[START OF Material to process]

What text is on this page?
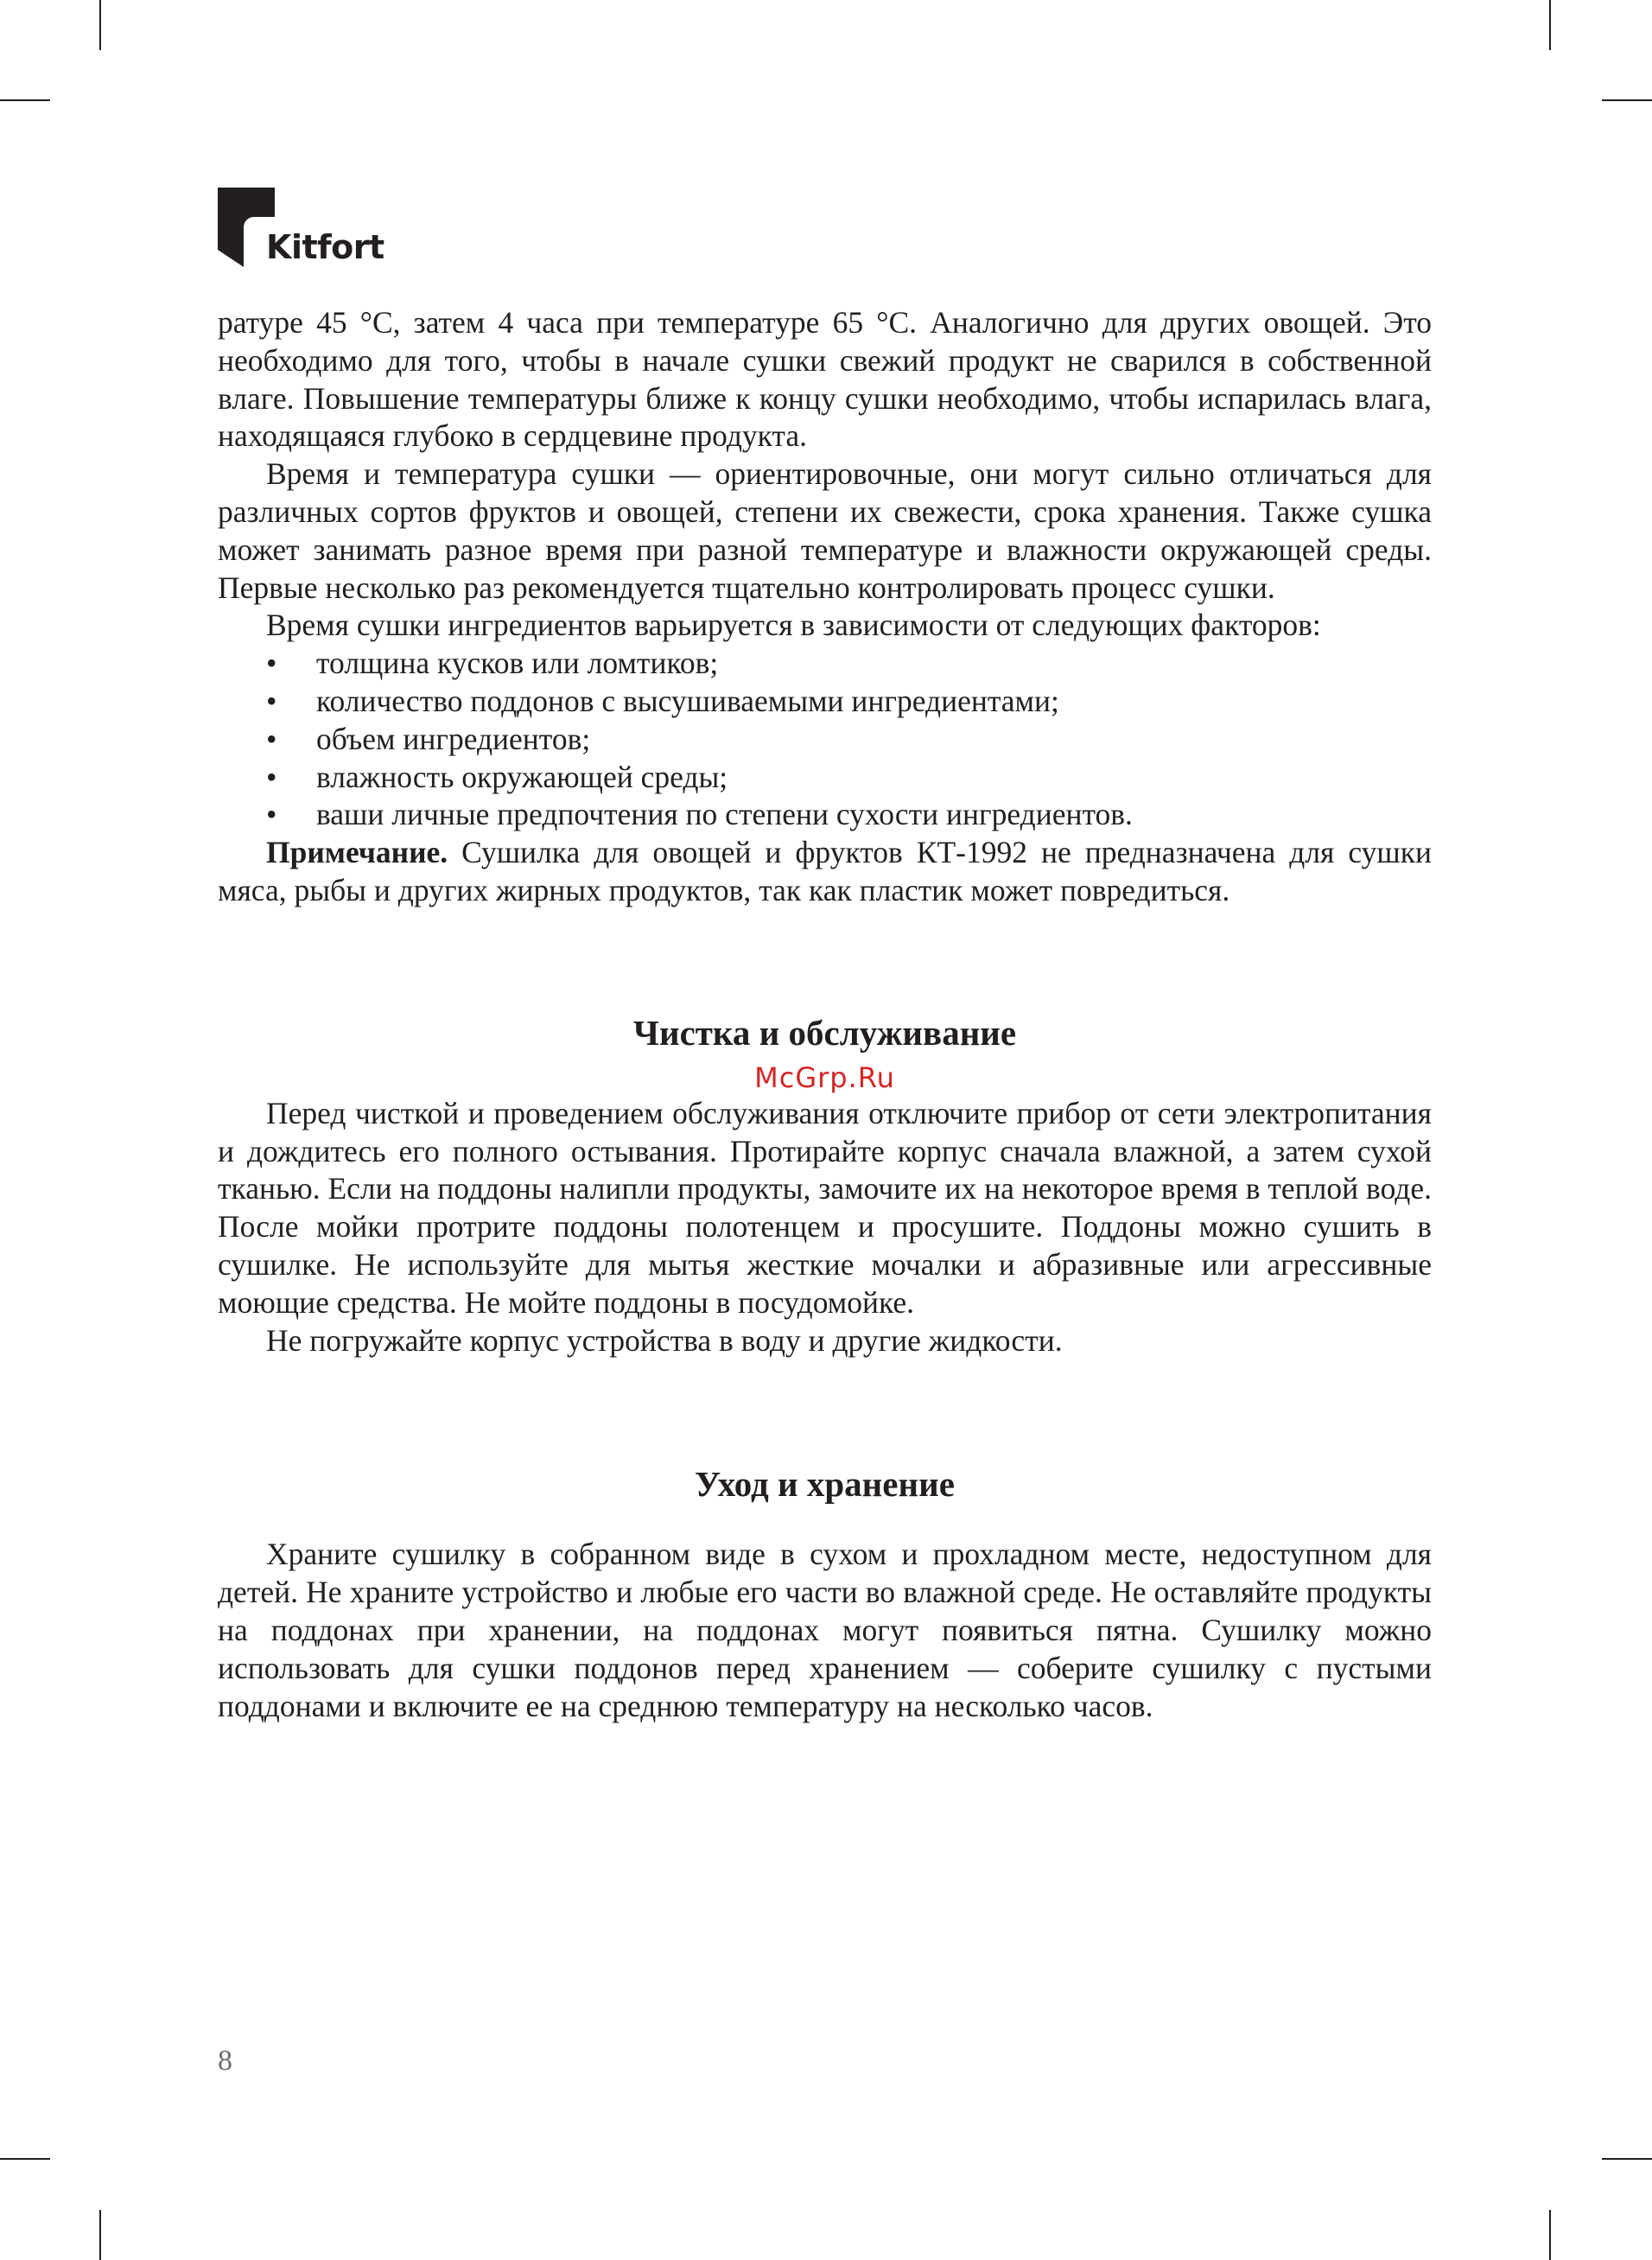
Kitfort

ратуре 45 °С, затем 4 часа при температуре 65 °С. Аналогично для других овощей. Это необходимо для того, чтобы в начале сушки свежий продукт не сварился в собственной влаге. Повышение температуры ближе к концу сушки необходимо, чтобы испарилась влага, находящаяся глубоко в сердцевине продукта.

Время и температура сушки — ориентировочные, они могут сильно отличаться для различных сортов фруктов и овощей, степени их свежести, срока хранения. Также сушка может занимать разное время при разной температуре и влажности окружающей среды. Первые несколько раз рекомендуется тщательно контролировать процесс сушки.

Время сушки ингредиентов варьируется в зависимости от следующих факторов:

• толщина кусков или ломтиков;
• количество поддонов с высушиваемыми ингредиентами;
• объем ингредиентов;
• влажность окружающей среды;
• ваши личные предпочтения по степени сухости ингредиентов.

Примечание. Сушилка для овощей и фруктов КТ-1992 не предназначена для сушки мяса, рыбы и других жирных продуктов, так как пластик может повредиться.

Чистка и обслуживание
McGrp.Ru

Перед чисткой и проведением обслуживания отключите прибор от сети электропитания и дождитесь его полного остывания. Протирайте корпус сначала влажной, а затем сухой тканью. Если на поддоны налипли продукты, замочите их на некоторое время в теплой воде. После мойки протрите поддоны полотенцем и просушите. Поддоны можно сушить в сушилке. Не используйте для мытья жесткие мочалки и абразивные или агрессивные моющие средства. Не мойте поддоны в посудомойке.

Не погружайте корпус устройства в воду и другие жидкости.

Уход и хранение

Храните сушилку в собранном виде в сухом и прохладном месте, недоступном для детей. Не храните устройство и любые его части во влажной среде. Не оставляйте продукты на поддонах при хранении, на поддонах могут появиться пятна. Сушилку можно использовать для сушки поддонов перед хранением — соберите сушилку с пустыми поддонами и включите ее на среднюю температуру на несколько часов.

8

[END OF Material to process]

**Job:**
Using the data above, print every line exactly, omitting pictures.

**Task solution:**
What text is on this page?
Kitfort

ратуре 45 °С, затем 4 часа при температуре 65 °С. Аналогично для других овощей. Это необходимо для того, чтобы в начале сушки свежий продукт не сварился в собственной влаге. Повышение температуры ближе к концу сушки необходимо, чтобы испарилась влага, находящаяся глубоко в сердцевине продукта.

Время и температура сушки — ориентировочные, они могут сильно отличаться для различных сортов фруктов и овощей, степени их свежести, срока хранения. Также сушка может занимать разное время при разной температуре и влажности окружающей среды. Первые несколько раз рекомендуется тщательно контролировать процесс сушки.

Время сушки ингредиентов варьируется в зависимости от следующих факторов:

• толщина кусков или ломтиков;
• количество поддонов с высушиваемыми ингредиентами;
• объем ингредиентов;
• влажность окружающей среды;
• ваши личные предпочтения по степени сухости ингредиентов.

Примечание. Сушилка для овощей и фруктов КТ-1992 не предназначена для сушки мяса, рыбы и других жирных продуктов, так как пластик может повредиться.

Чистка и обслуживание
McGrp.Ru

Перед чисткой и проведением обслуживания отключите прибор от сети электропитания и дождитесь его полного остывания. Протирайте корпус сначала влажной, а затем сухой тканью. Если на поддоны налипли продукты, замочите их на некоторое время в теплой воде. После мойки протрите поддоны полотенцем и просушите. Поддоны можно сушить в сушилке. Не используйте для мытья жесткие мочалки и абразивные или агрессивные моющие средства. Не мойте поддоны в посудомойке.

Не погружайте корпус устройства в воду и другие жидкости.

Уход и хранение

Храните сушилку в собранном виде в сухом и прохладном месте, недоступном для детей. Не храните устройство и любые его части во влажной среде. Не оставляйте продукты на поддонах при хранении, на поддонах могут появиться пятна. Сушилку можно использовать для сушки поддонов перед хранением — соберите сушилку с пустыми поддонами и включите ее на среднюю температуру на несколько часов.

8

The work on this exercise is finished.